MATERIALS PROVIDED —

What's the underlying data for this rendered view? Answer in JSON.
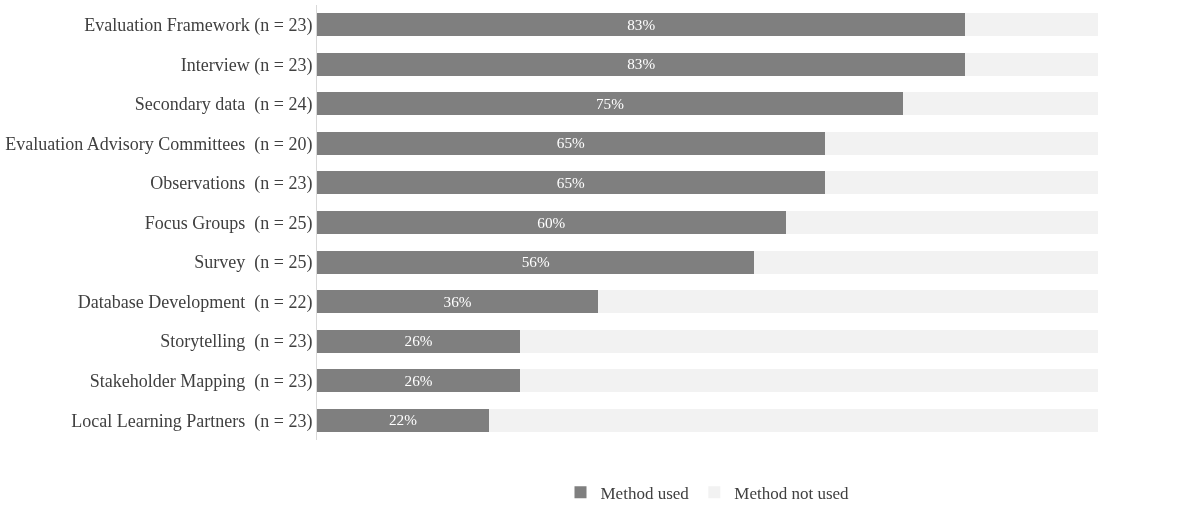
{
  "chart_data": {
    "type": "bar",
    "orientation": "horizontal",
    "stacked": true,
    "categories": [
      "Evaluation Framework (n = 23)",
      "Interview (n = 23)",
      "Secondary data  (n = 24)",
      "Evaluation Advisory Committees  (n = 20)",
      "Observations  (n = 23)",
      "Focus Groups  (n = 25)",
      "Survey  (n = 25)",
      "Database Development  (n = 22)",
      "Storytelling  (n = 23)",
      "Stakeholder Mapping  (n = 23)",
      "Local Learning Partners  (n = 23)"
    ],
    "series": [
      {
        "name": "Method used",
        "color": "#7f7f7f",
        "values": [
          83,
          83,
          75,
          65,
          65,
          60,
          56,
          36,
          26,
          26,
          22
        ],
        "value_labels": [
          "83%",
          "83%",
          "75%",
          "65%",
          "65%",
          "60%",
          "56%",
          "36%",
          "26%",
          "26%",
          "22%"
        ]
      },
      {
        "name": "Method not used",
        "color": "#f2f2f2",
        "values": [
          17,
          17,
          25,
          35,
          35,
          40,
          44,
          64,
          74,
          74,
          78
        ]
      }
    ],
    "xlim": [
      0,
      100
    ],
    "tick_labels": "y",
    "legend": "bottom"
  }
}
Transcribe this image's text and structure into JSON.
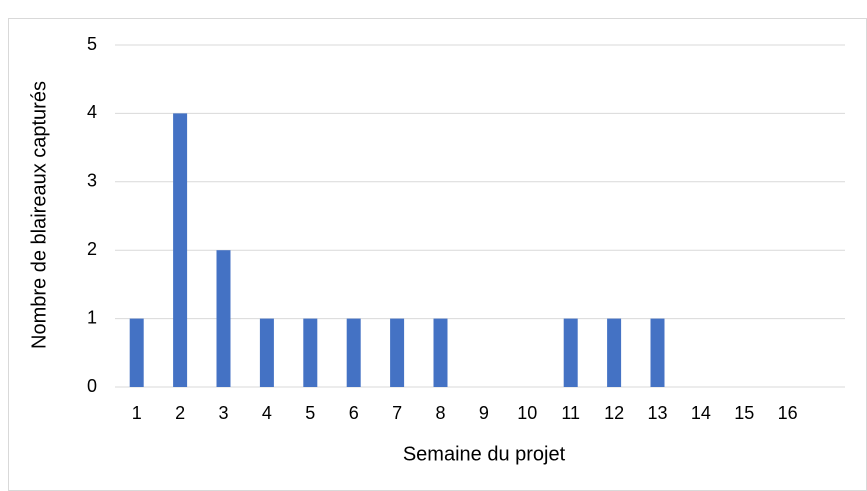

WHAT THE TASK REQUIRES — Using the material above, set down every line exactly, but skip the pictures.

CORRECT RESULT —
What's the underlying data for this rendered view? Answer in JSON.
{
  "chart_data": {
    "type": "bar",
    "orientation": "horizontal",
    "stacked": true,
    "categories": [
      "Evaluation Framework (n = 23)",
      "Interview (n = 23)",
      "Secondary data  (n = 24)",
      "Evaluation Advisory Committees  (n = 20)",
      "Observations  (n = 23)",
      "Focus Groups  (n = 25)",
      "Survey  (n = 25)",
      "Database Development  (n = 22)",
      "Storytelling  (n = 23)",
      "Stakeholder Mapping  (n = 23)",
      "Local Learning Partners  (n = 23)"
    ],
    "series": [
      {
        "name": "Method used",
        "color": "#7f7f7f",
        "values": [
          83,
          83,
          75,
          65,
          65,
          60,
          56,
          36,
          26,
          26,
          22
        ],
        "value_labels": [
          "83%",
          "83%",
          "75%",
          "65%",
          "65%",
          "60%",
          "56%",
          "36%",
          "26%",
          "26%",
          "22%"
        ]
      },
      {
        "name": "Method not used",
        "color": "#f2f2f2",
        "values": [
          17,
          17,
          25,
          35,
          35,
          40,
          44,
          64,
          74,
          74,
          78
        ]
      }
    ],
    "xlim": [
      0,
      100
    ],
    "tick_labels": "y",
    "legend": "bottom"
  }
}
Transcribe this image's text and structure into JSON.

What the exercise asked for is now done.